[Data for processing]
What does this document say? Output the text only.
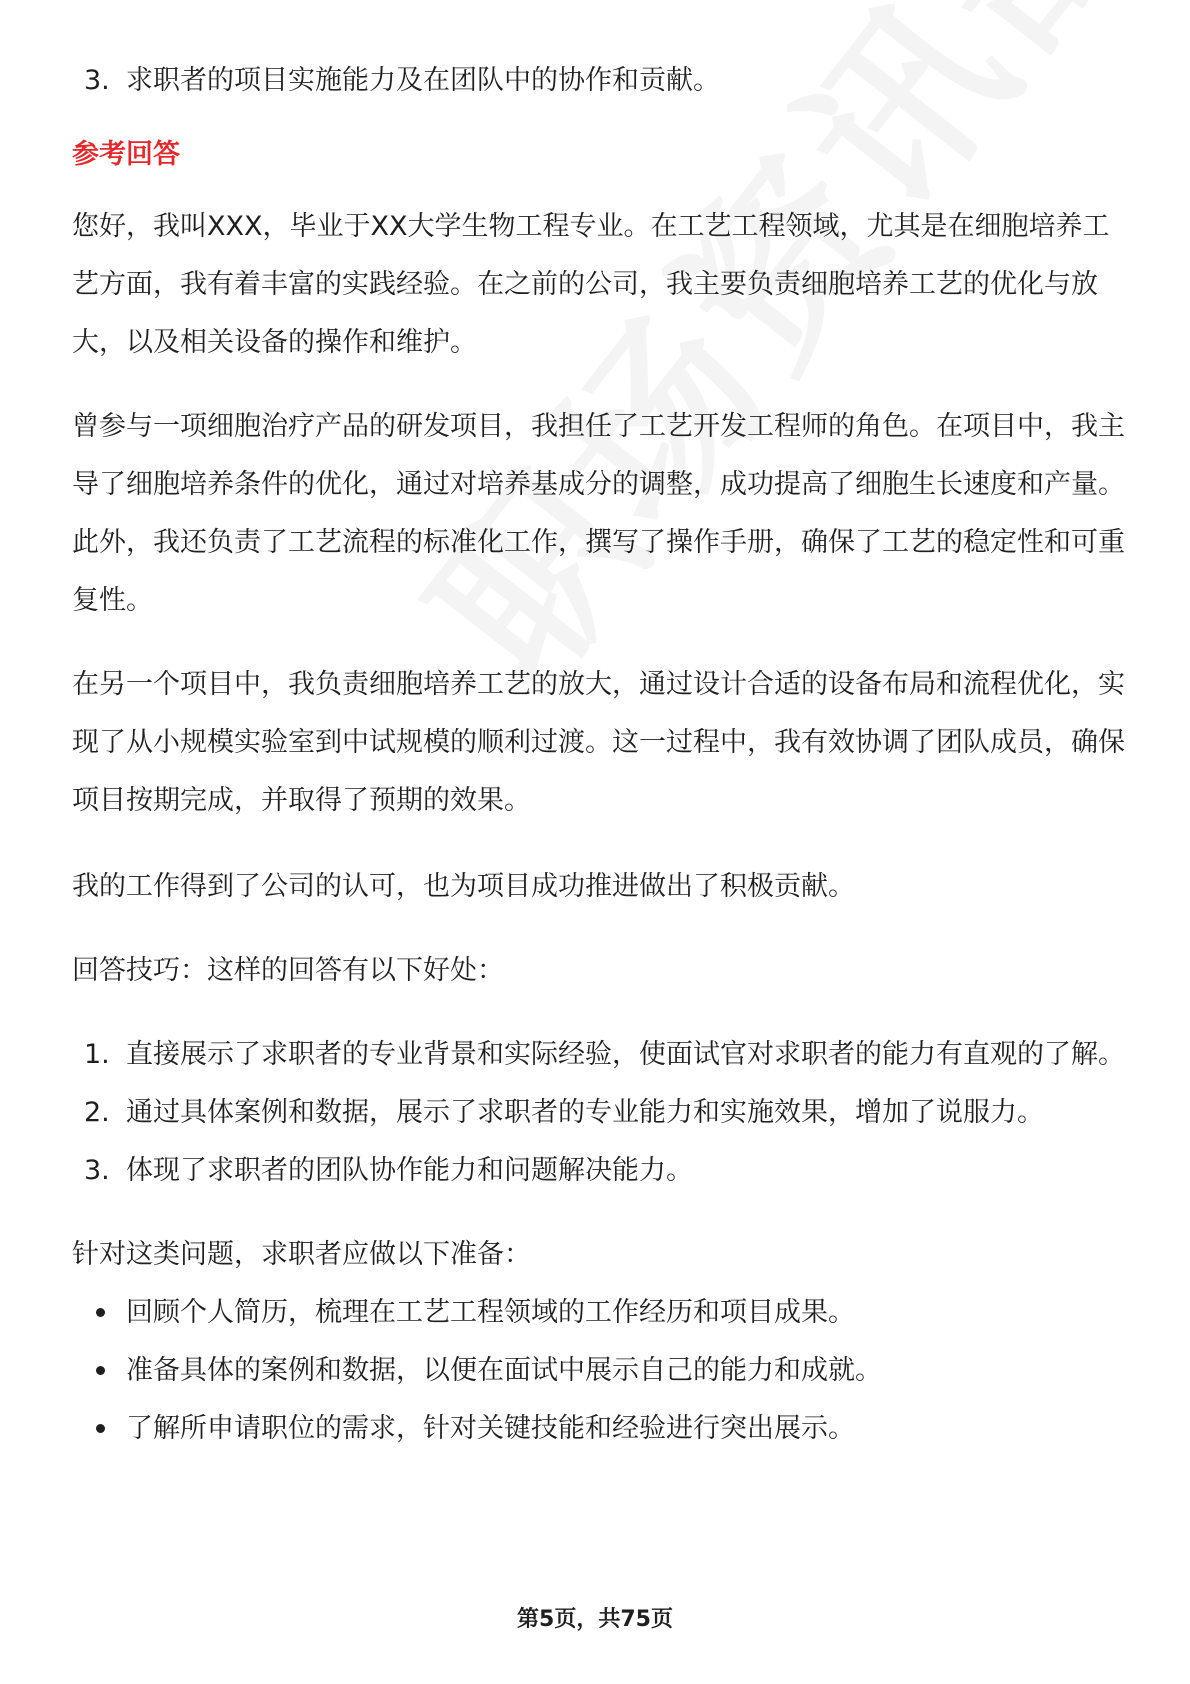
3. 求职者的项目实施能力及在团队中的协作和贡献。
参考回答

您好，我叫XXX，毕业于XX大学生物工程专业。在工艺工程领域，尤其是在细胞培养工艺方面，我有着丰富的实践经验。在之前的公司，我主要负责细胞培养工艺的优化与放大，以及相关设备的操作和维护。

曾参与一项细胞治疗产品的研发项目，我担任了工艺开发工程师的角色。在项目中，我主导了细胞培养条件的优化，通过对培养基成分的调整，成功提高了细胞生长速度和产量。此外，我还负责了工艺流程的标准化工作，撰写了操作手册，确保了工艺的稳定性和可重复性。

在另一个项目中，我负责细胞培养工艺的放大，通过设计合适的设备布局和流程优化，实现了从小规模实验室到中试规模的顺利过渡。这一过程中，我有效协调了团队成员，确保项目按期完成，并取得了预期的效果。

我的工作得到了公司的认可，也为项目成功推进做出了积极贡献。

回答技巧：这样的回答有以下好处：

1. 直接展示了求职者的专业背景和实际经验，使面试官对求职者的能力有直观的了解。
2. 通过具体案例和数据，展示了求职者的专业能力和实施效果，增加了说服力。
3. 体现了求职者的团队协作能力和问题解决能力。

针对这类问题，求职者应做以下准备：

回顾个人简历，梳理在工艺工程领域的工作经历和项目成果。
准备具体的案例和数据，以便在面试中展示自己的能力和成就。
了解所申请职位的需求，针对关键技能和经验进行突出展示。
第5页，共75页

[Your objective] Omit all pictures while transcribing the entries verbatim.

[Final result]
What does this document say? Output the text only.
3. 求职者的项目实施能力及在团队中的协作和贡献。
参考回答

您好，我叫XXX，毕业于XX大学生物工程专业。在工艺工程领域，尤其是在细胞培养工艺方面，我有着丰富的实践经验。在之前的公司，我主要负责细胞培养工艺的优化与放大，以及相关设备的操作和维护。

曾参与一项细胞治疗产品的研发项目，我担任了工艺开发工程师的角色。在项目中，我主导了细胞培养条件的优化，通过对培养基成分的调整，成功提高了细胞生长速度和产量。此外，我还负责了工艺流程的标准化工作，撰写了操作手册，确保了工艺的稳定性和可重复性。

在另一个项目中，我负责细胞培养工艺的放大，通过设计合适的设备布局和流程优化，实现了从小规模实验室到中试规模的顺利过渡。这一过程中，我有效协调了团队成员，确保项目按期完成，并取得了预期的效果。

我的工作得到了公司的认可，也为项目成功推进做出了积极贡献。

回答技巧：这样的回答有以下好处：

1. 直接展示了求职者的专业背景和实际经验，使面试官对求职者的能力有直观的了解。
2. 通过具体案例和数据，展示了求职者的专业能力和实施效果，增加了说服力。
3. 体现了求职者的团队协作能力和问题解决能力。

针对这类问题，求职者应做以下准备：

回顾个人简历，梳理在工艺工程领域的工作经历和项目成果。
准备具体的案例和数据，以便在面试中展示自己的能力和成就。
了解所申请职位的需求，针对关键技能和经验进行突出展示。
第5页，共75页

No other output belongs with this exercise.